▶ **PROBLEM TO WORK ON**:
Make an exact copy of the records, with the pictures left out.

[Dataset entries on figures]
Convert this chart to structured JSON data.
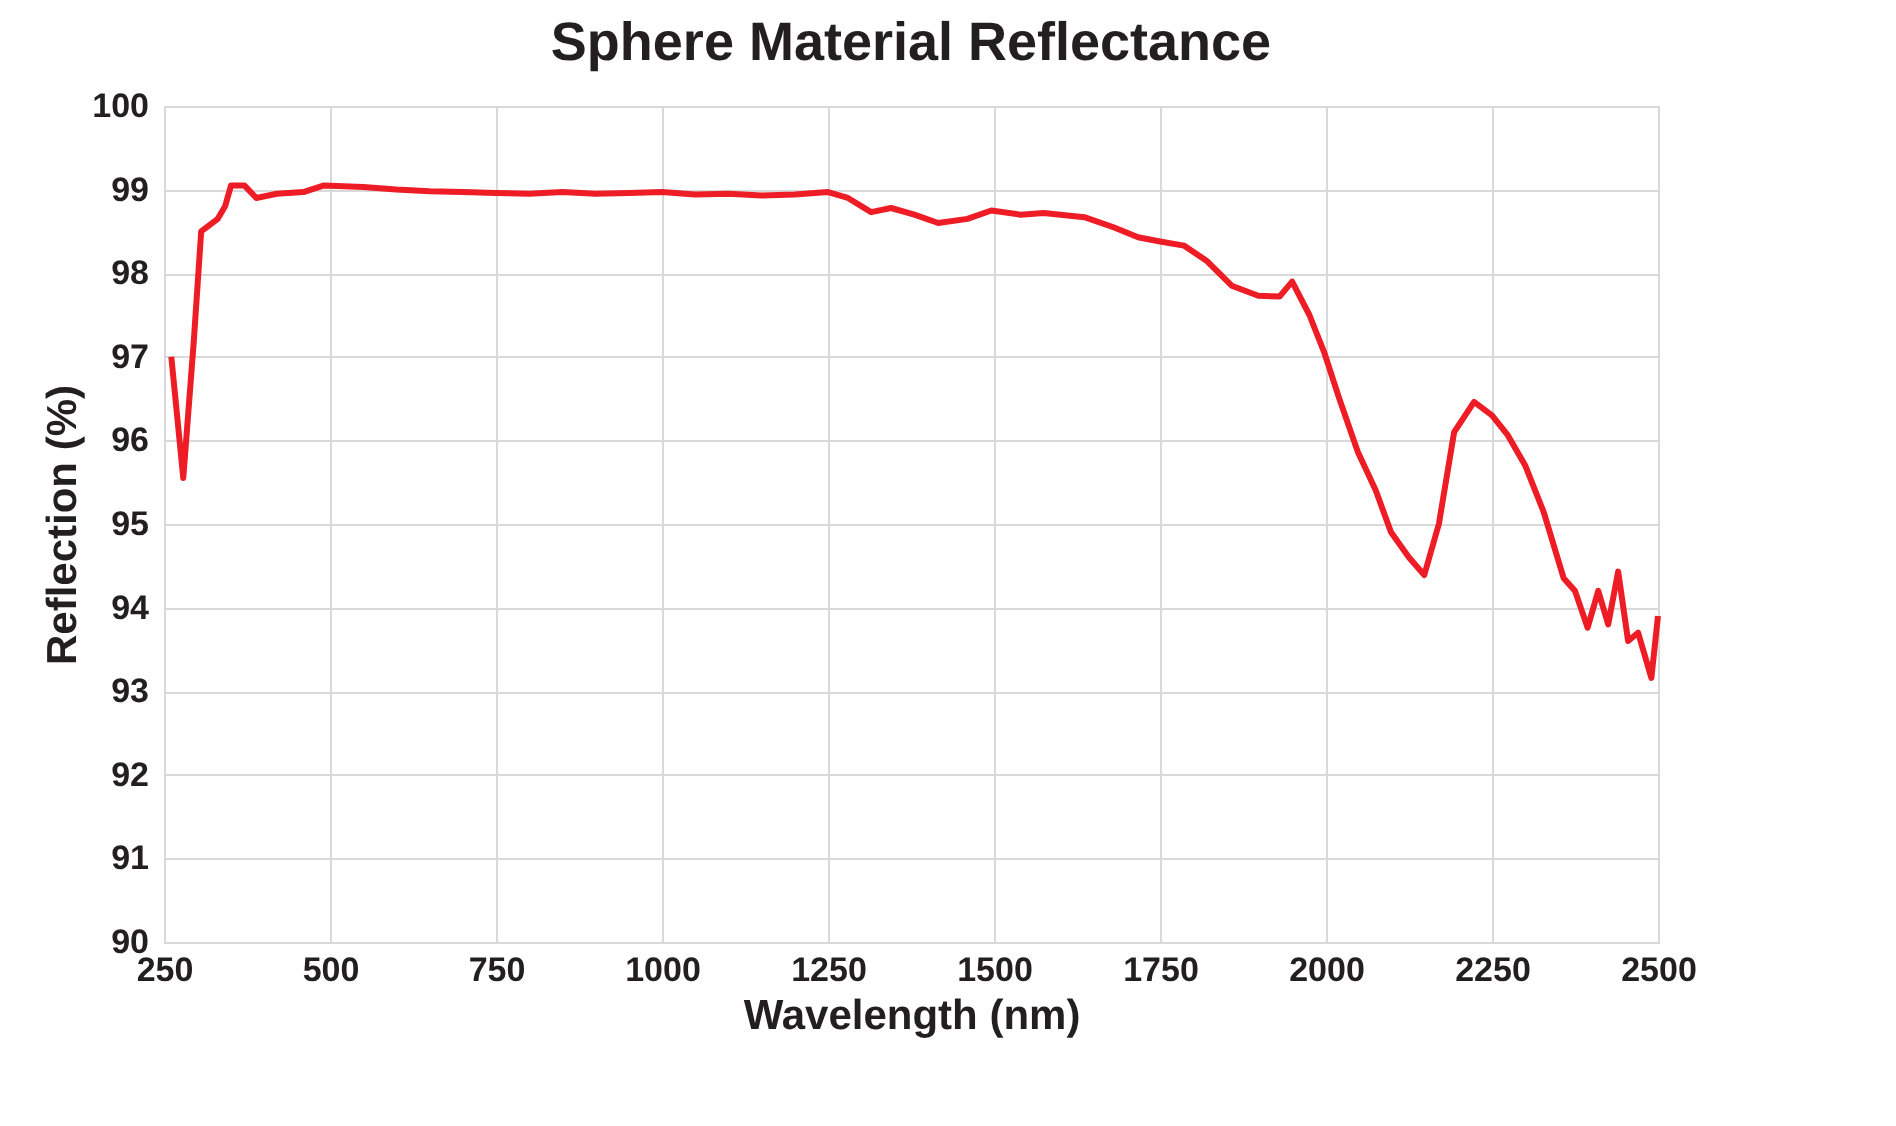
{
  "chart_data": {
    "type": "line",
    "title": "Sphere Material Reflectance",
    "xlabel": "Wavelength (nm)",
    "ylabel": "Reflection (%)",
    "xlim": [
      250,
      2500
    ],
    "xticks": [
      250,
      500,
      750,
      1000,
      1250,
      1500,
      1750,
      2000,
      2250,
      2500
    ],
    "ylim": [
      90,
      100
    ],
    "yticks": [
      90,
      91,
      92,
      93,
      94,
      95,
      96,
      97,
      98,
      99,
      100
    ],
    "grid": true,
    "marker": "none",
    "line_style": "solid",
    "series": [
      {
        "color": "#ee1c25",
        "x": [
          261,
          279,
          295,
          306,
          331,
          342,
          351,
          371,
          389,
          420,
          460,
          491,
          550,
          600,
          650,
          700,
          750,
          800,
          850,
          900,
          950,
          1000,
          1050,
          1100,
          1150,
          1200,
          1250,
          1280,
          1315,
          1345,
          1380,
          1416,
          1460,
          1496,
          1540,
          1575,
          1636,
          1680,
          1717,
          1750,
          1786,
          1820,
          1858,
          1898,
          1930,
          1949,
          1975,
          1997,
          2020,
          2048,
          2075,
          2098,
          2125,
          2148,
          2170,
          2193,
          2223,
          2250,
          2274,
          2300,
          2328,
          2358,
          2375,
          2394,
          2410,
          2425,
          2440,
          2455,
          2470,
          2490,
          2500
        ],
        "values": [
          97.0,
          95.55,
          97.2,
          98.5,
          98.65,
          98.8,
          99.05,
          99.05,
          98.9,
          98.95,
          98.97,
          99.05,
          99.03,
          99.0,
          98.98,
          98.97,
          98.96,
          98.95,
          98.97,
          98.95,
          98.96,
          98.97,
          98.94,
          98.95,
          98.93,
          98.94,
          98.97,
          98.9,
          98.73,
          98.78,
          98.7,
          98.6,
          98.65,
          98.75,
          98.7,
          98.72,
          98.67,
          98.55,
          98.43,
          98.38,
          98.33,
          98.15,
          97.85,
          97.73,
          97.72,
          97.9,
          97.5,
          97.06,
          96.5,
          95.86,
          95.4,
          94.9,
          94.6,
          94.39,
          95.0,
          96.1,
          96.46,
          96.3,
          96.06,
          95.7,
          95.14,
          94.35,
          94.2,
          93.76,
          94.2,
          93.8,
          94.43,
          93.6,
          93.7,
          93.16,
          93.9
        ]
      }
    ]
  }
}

▶ **RESPONSE TO THE TASK**:
Convert this chart to structured JSON data.
{
  "chart_data": {
    "type": "line",
    "title": "Sphere Material Reflectance",
    "xlabel": "Wavelength (nm)",
    "ylabel": "Reflection (%)",
    "xlim": [
      250,
      2500
    ],
    "xticks": [
      250,
      500,
      750,
      1000,
      1250,
      1500,
      1750,
      2000,
      2250,
      2500
    ],
    "ylim": [
      90,
      100
    ],
    "yticks": [
      90,
      91,
      92,
      93,
      94,
      95,
      96,
      97,
      98,
      99,
      100
    ],
    "grid": true,
    "marker": "none",
    "line_style": "solid",
    "series": [
      {
        "color": "#ee1c25",
        "x": [
          261,
          279,
          295,
          306,
          331,
          342,
          351,
          371,
          389,
          420,
          460,
          491,
          550,
          600,
          650,
          700,
          750,
          800,
          850,
          900,
          950,
          1000,
          1050,
          1100,
          1150,
          1200,
          1250,
          1280,
          1315,
          1345,
          1380,
          1416,
          1460,
          1496,
          1540,
          1575,
          1636,
          1680,
          1717,
          1750,
          1786,
          1820,
          1858,
          1898,
          1930,
          1949,
          1975,
          1997,
          2020,
          2048,
          2075,
          2098,
          2125,
          2148,
          2170,
          2193,
          2223,
          2250,
          2274,
          2300,
          2328,
          2358,
          2375,
          2394,
          2410,
          2425,
          2440,
          2455,
          2470,
          2490,
          2500
        ],
        "values": [
          97.0,
          95.55,
          97.2,
          98.5,
          98.65,
          98.8,
          99.05,
          99.05,
          98.9,
          98.95,
          98.97,
          99.05,
          99.03,
          99.0,
          98.98,
          98.97,
          98.96,
          98.95,
          98.97,
          98.95,
          98.96,
          98.97,
          98.94,
          98.95,
          98.93,
          98.94,
          98.97,
          98.9,
          98.73,
          98.78,
          98.7,
          98.6,
          98.65,
          98.75,
          98.7,
          98.72,
          98.67,
          98.55,
          98.43,
          98.38,
          98.33,
          98.15,
          97.85,
          97.73,
          97.72,
          97.9,
          97.5,
          97.06,
          96.5,
          95.86,
          95.4,
          94.9,
          94.6,
          94.39,
          95.0,
          96.1,
          96.46,
          96.3,
          96.06,
          95.7,
          95.14,
          94.35,
          94.2,
          93.76,
          94.2,
          93.8,
          94.43,
          93.6,
          93.7,
          93.16,
          93.9
        ]
      }
    ]
  }
}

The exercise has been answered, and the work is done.